--- Begin DATA LINES ---

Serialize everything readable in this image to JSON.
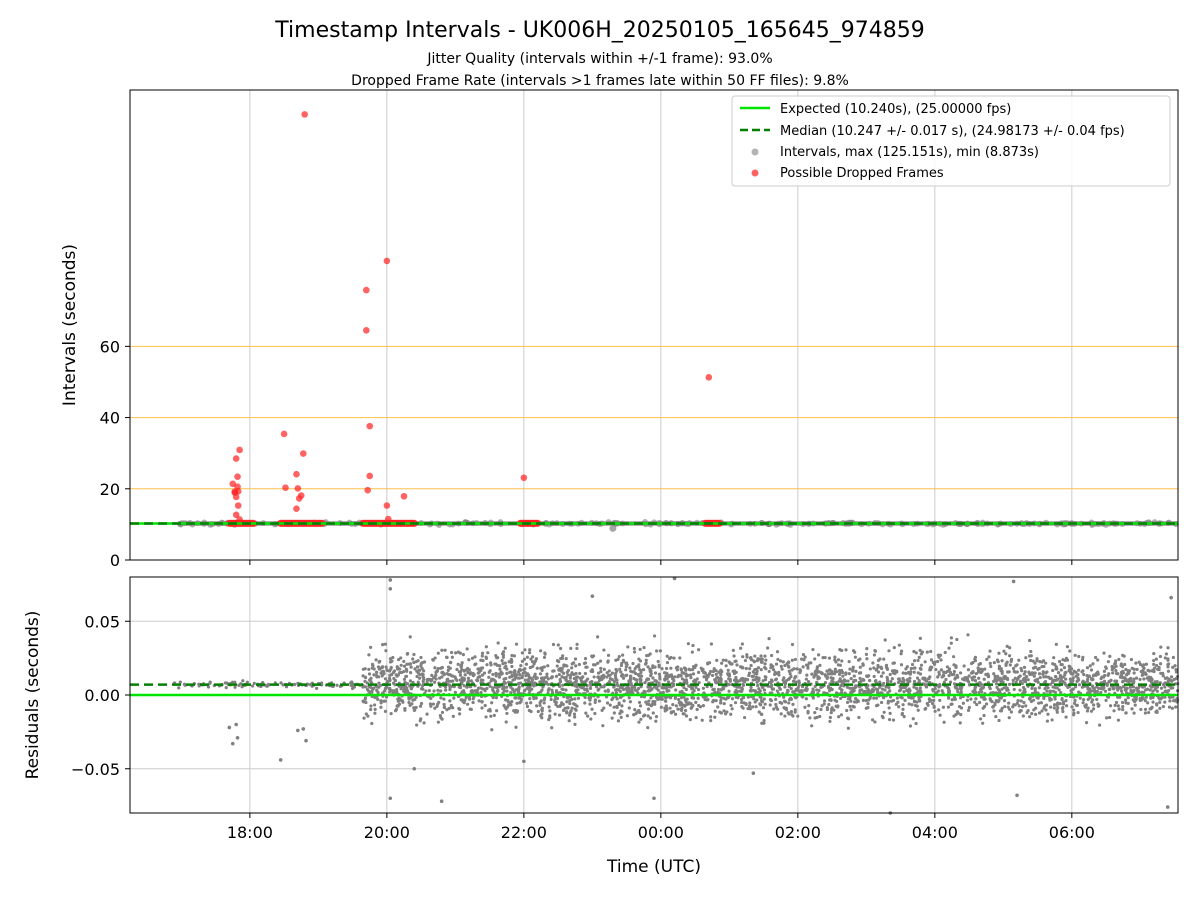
{
  "figure": {
    "title": "Timestamp Intervals - UK006H_20250105_165645_974859",
    "subtitle_jitter": "Jitter Quality (intervals within +/-1 frame): 93.0%",
    "subtitle_dropped": "Dropped Frame Rate (intervals >1 frames late within 50 FF files): 9.8%"
  },
  "colors": {
    "expected": "#00e600",
    "median": "#007f00",
    "intervals": "#808080",
    "dropped": "#ff2020",
    "threshold_lines": "#ffc04d",
    "grid": "#cccccc"
  },
  "chart_data": [
    {
      "type": "scatter",
      "name": "intervals-panel",
      "ylabel": "Intervals (seconds)",
      "xlabel": "",
      "x_unit": "hours since 00:00 UTC (negative = previous day)",
      "xlim": [
        -7.75,
        7.55
      ],
      "ylim": [
        0,
        132
      ],
      "xticks": [
        -6,
        -4,
        -2,
        0,
        2,
        4,
        6
      ],
      "yticks": [
        0,
        20,
        40,
        60
      ],
      "ytick_labels": [
        "0",
        "20",
        "40",
        "60"
      ],
      "grid": "vertical",
      "threshold_lines": [
        20,
        40,
        60
      ],
      "legend_position": "top-right",
      "legend": [
        "Expected (10.240s), (25.00000 fps)",
        "Median (10.247 +/- 0.017 s), (24.98173 +/- 0.04 fps)",
        "Intervals, max (125.151s), min (8.873s)",
        "Possible Dropped Frames"
      ],
      "expected_interval": 10.24,
      "median_interval": 10.247,
      "intervals_band": {
        "x_range": [
          -7.05,
          7.55
        ],
        "y_range": [
          9.6,
          10.9
        ]
      },
      "minimum_interval_point": [
        -0.7,
        8.873
      ],
      "dropped_frame_clusters": [
        {
          "x_range": [
            -6.3,
            -5.95
          ],
          "y": 10.3
        },
        {
          "x_range": [
            -5.55,
            -4.95
          ],
          "y": 10.3
        },
        {
          "x_range": [
            -4.35,
            -3.6
          ],
          "y": 10.3
        },
        {
          "x_range": [
            -2.05,
            -1.8
          ],
          "y": 10.3
        },
        {
          "x_range": [
            0.65,
            0.85
          ],
          "y": 10.3
        }
      ],
      "dropped_frames": [
        [
          -6.25,
          21.4
        ],
        [
          -6.22,
          19.2
        ],
        [
          -6.18,
          20.6
        ],
        [
          -6.2,
          28.5
        ],
        [
          -6.18,
          23.4
        ],
        [
          -6.15,
          30.9
        ],
        [
          -6.17,
          19.3
        ],
        [
          -6.2,
          17.7
        ],
        [
          -6.17,
          15.3
        ],
        [
          -6.2,
          12.7
        ],
        [
          -6.15,
          11.4
        ],
        [
          -6.22,
          18.9
        ],
        [
          -5.5,
          35.4
        ],
        [
          -5.48,
          20.3
        ],
        [
          -5.32,
          24.1
        ],
        [
          -5.3,
          20.1
        ],
        [
          -5.32,
          14.4
        ],
        [
          -5.28,
          17.3
        ],
        [
          -5.25,
          18.1
        ],
        [
          -5.22,
          29.9
        ],
        [
          -5.2,
          125.151
        ],
        [
          -4.3,
          75.8
        ],
        [
          -4.3,
          64.5
        ],
        [
          -4.25,
          37.6
        ],
        [
          -4.25,
          23.6
        ],
        [
          -4.28,
          19.6
        ],
        [
          -4.0,
          84.0
        ],
        [
          -4.0,
          15.3
        ],
        [
          -3.98,
          11.5
        ],
        [
          -3.75,
          17.9
        ],
        [
          -2.0,
          23.1
        ],
        [
          0.7,
          51.3
        ]
      ]
    },
    {
      "type": "scatter",
      "name": "residuals-panel",
      "ylabel": "Residuals (seconds)",
      "xlabel": "Time (UTC)",
      "xlim": [
        -7.75,
        7.55
      ],
      "ylim": [
        -0.08,
        0.08
      ],
      "xticks": [
        -6,
        -4,
        -2,
        0,
        2,
        4,
        6
      ],
      "xtick_labels": [
        "18:00",
        "20:00",
        "22:00",
        "00:00",
        "02:00",
        "04:00",
        "06:00"
      ],
      "yticks": [
        0.05,
        0.0,
        -0.05
      ],
      "ytick_labels": [
        "0.05",
        "0.00",
        "−0.05"
      ],
      "grid": "both",
      "expected_residual": 0.0,
      "median_residual": 0.007,
      "residual_segments": [
        {
          "x_range": [
            -7.05,
            -4.35
          ],
          "center": 0.007,
          "spread": 0.002
        },
        {
          "x_range": [
            -4.35,
            7.55
          ],
          "center": 0.007,
          "spread": 0.022
        }
      ],
      "residual_outliers": [
        [
          -7.1,
          0.008
        ],
        [
          -6.25,
          -0.033
        ],
        [
          -6.2,
          -0.02
        ],
        [
          -6.18,
          -0.029
        ],
        [
          -6.3,
          -0.022
        ],
        [
          -5.55,
          -0.044
        ],
        [
          -5.3,
          -0.024
        ],
        [
          -5.22,
          -0.023
        ],
        [
          -5.18,
          -0.031
        ],
        [
          -3.95,
          0.078
        ],
        [
          -3.95,
          0.072
        ],
        [
          -3.95,
          -0.07
        ],
        [
          -3.6,
          -0.05
        ],
        [
          -3.2,
          -0.072
        ],
        [
          -2.0,
          -0.045
        ],
        [
          -1.0,
          0.067
        ],
        [
          -0.1,
          -0.07
        ],
        [
          0.2,
          0.079
        ],
        [
          1.35,
          -0.053
        ],
        [
          3.35,
          -0.08
        ],
        [
          5.15,
          0.077
        ],
        [
          5.2,
          -0.068
        ],
        [
          7.4,
          -0.076
        ],
        [
          7.45,
          0.066
        ]
      ]
    }
  ]
}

--- End DATA LINES ---

→ DIRECTION: The records above are to be quoted exactly, with all pictures left out.

→ ANSWER TO THIS TASK:
Serialize everything readable in this image to JSON.
{
  "figure": {
    "title": "Timestamp Intervals - UK006H_20250105_165645_974859",
    "subtitle_jitter": "Jitter Quality (intervals within +/-1 frame): 93.0%",
    "subtitle_dropped": "Dropped Frame Rate (intervals >1 frames late within 50 FF files): 9.8%"
  },
  "colors": {
    "expected": "#00e600",
    "median": "#007f00",
    "intervals": "#808080",
    "dropped": "#ff2020",
    "threshold_lines": "#ffc04d",
    "grid": "#cccccc"
  },
  "chart_data": [
    {
      "type": "scatter",
      "name": "intervals-panel",
      "ylabel": "Intervals (seconds)",
      "xlabel": "",
      "x_unit": "hours since 00:00 UTC (negative = previous day)",
      "xlim": [
        -7.75,
        7.55
      ],
      "ylim": [
        0,
        132
      ],
      "xticks": [
        -6,
        -4,
        -2,
        0,
        2,
        4,
        6
      ],
      "yticks": [
        0,
        20,
        40,
        60
      ],
      "ytick_labels": [
        "0",
        "20",
        "40",
        "60"
      ],
      "grid": "vertical",
      "threshold_lines": [
        20,
        40,
        60
      ],
      "legend_position": "top-right",
      "legend": [
        "Expected (10.240s), (25.00000 fps)",
        "Median (10.247 +/- 0.017 s), (24.98173 +/- 0.04 fps)",
        "Intervals, max (125.151s), min (8.873s)",
        "Possible Dropped Frames"
      ],
      "expected_interval": 10.24,
      "median_interval": 10.247,
      "intervals_band": {
        "x_range": [
          -7.05,
          7.55
        ],
        "y_range": [
          9.6,
          10.9
        ]
      },
      "minimum_interval_point": [
        -0.7,
        8.873
      ],
      "dropped_frame_clusters": [
        {
          "x_range": [
            -6.3,
            -5.95
          ],
          "y": 10.3
        },
        {
          "x_range": [
            -5.55,
            -4.95
          ],
          "y": 10.3
        },
        {
          "x_range": [
            -4.35,
            -3.6
          ],
          "y": 10.3
        },
        {
          "x_range": [
            -2.05,
            -1.8
          ],
          "y": 10.3
        },
        {
          "x_range": [
            0.65,
            0.85
          ],
          "y": 10.3
        }
      ],
      "dropped_frames": [
        [
          -6.25,
          21.4
        ],
        [
          -6.22,
          19.2
        ],
        [
          -6.18,
          20.6
        ],
        [
          -6.2,
          28.5
        ],
        [
          -6.18,
          23.4
        ],
        [
          -6.15,
          30.9
        ],
        [
          -6.17,
          19.3
        ],
        [
          -6.2,
          17.7
        ],
        [
          -6.17,
          15.3
        ],
        [
          -6.2,
          12.7
        ],
        [
          -6.15,
          11.4
        ],
        [
          -6.22,
          18.9
        ],
        [
          -5.5,
          35.4
        ],
        [
          -5.48,
          20.3
        ],
        [
          -5.32,
          24.1
        ],
        [
          -5.3,
          20.1
        ],
        [
          -5.32,
          14.4
        ],
        [
          -5.28,
          17.3
        ],
        [
          -5.25,
          18.1
        ],
        [
          -5.22,
          29.9
        ],
        [
          -5.2,
          125.151
        ],
        [
          -4.3,
          75.8
        ],
        [
          -4.3,
          64.5
        ],
        [
          -4.25,
          37.6
        ],
        [
          -4.25,
          23.6
        ],
        [
          -4.28,
          19.6
        ],
        [
          -4.0,
          84.0
        ],
        [
          -4.0,
          15.3
        ],
        [
          -3.98,
          11.5
        ],
        [
          -3.75,
          17.9
        ],
        [
          -2.0,
          23.1
        ],
        [
          0.7,
          51.3
        ]
      ]
    },
    {
      "type": "scatter",
      "name": "residuals-panel",
      "ylabel": "Residuals (seconds)",
      "xlabel": "Time (UTC)",
      "xlim": [
        -7.75,
        7.55
      ],
      "ylim": [
        -0.08,
        0.08
      ],
      "xticks": [
        -6,
        -4,
        -2,
        0,
        2,
        4,
        6
      ],
      "xtick_labels": [
        "18:00",
        "20:00",
        "22:00",
        "00:00",
        "02:00",
        "04:00",
        "06:00"
      ],
      "yticks": [
        0.05,
        0.0,
        -0.05
      ],
      "ytick_labels": [
        "0.05",
        "0.00",
        "−0.05"
      ],
      "grid": "both",
      "expected_residual": 0.0,
      "median_residual": 0.007,
      "residual_segments": [
        {
          "x_range": [
            -7.05,
            -4.35
          ],
          "center": 0.007,
          "spread": 0.002
        },
        {
          "x_range": [
            -4.35,
            7.55
          ],
          "center": 0.007,
          "spread": 0.022
        }
      ],
      "residual_outliers": [
        [
          -7.1,
          0.008
        ],
        [
          -6.25,
          -0.033
        ],
        [
          -6.2,
          -0.02
        ],
        [
          -6.18,
          -0.029
        ],
        [
          -6.3,
          -0.022
        ],
        [
          -5.55,
          -0.044
        ],
        [
          -5.3,
          -0.024
        ],
        [
          -5.22,
          -0.023
        ],
        [
          -5.18,
          -0.031
        ],
        [
          -3.95,
          0.078
        ],
        [
          -3.95,
          0.072
        ],
        [
          -3.95,
          -0.07
        ],
        [
          -3.6,
          -0.05
        ],
        [
          -3.2,
          -0.072
        ],
        [
          -2.0,
          -0.045
        ],
        [
          -1.0,
          0.067
        ],
        [
          -0.1,
          -0.07
        ],
        [
          0.2,
          0.079
        ],
        [
          1.35,
          -0.053
        ],
        [
          3.35,
          -0.08
        ],
        [
          5.15,
          0.077
        ],
        [
          5.2,
          -0.068
        ],
        [
          7.4,
          -0.076
        ],
        [
          7.45,
          0.066
        ]
      ]
    }
  ]
}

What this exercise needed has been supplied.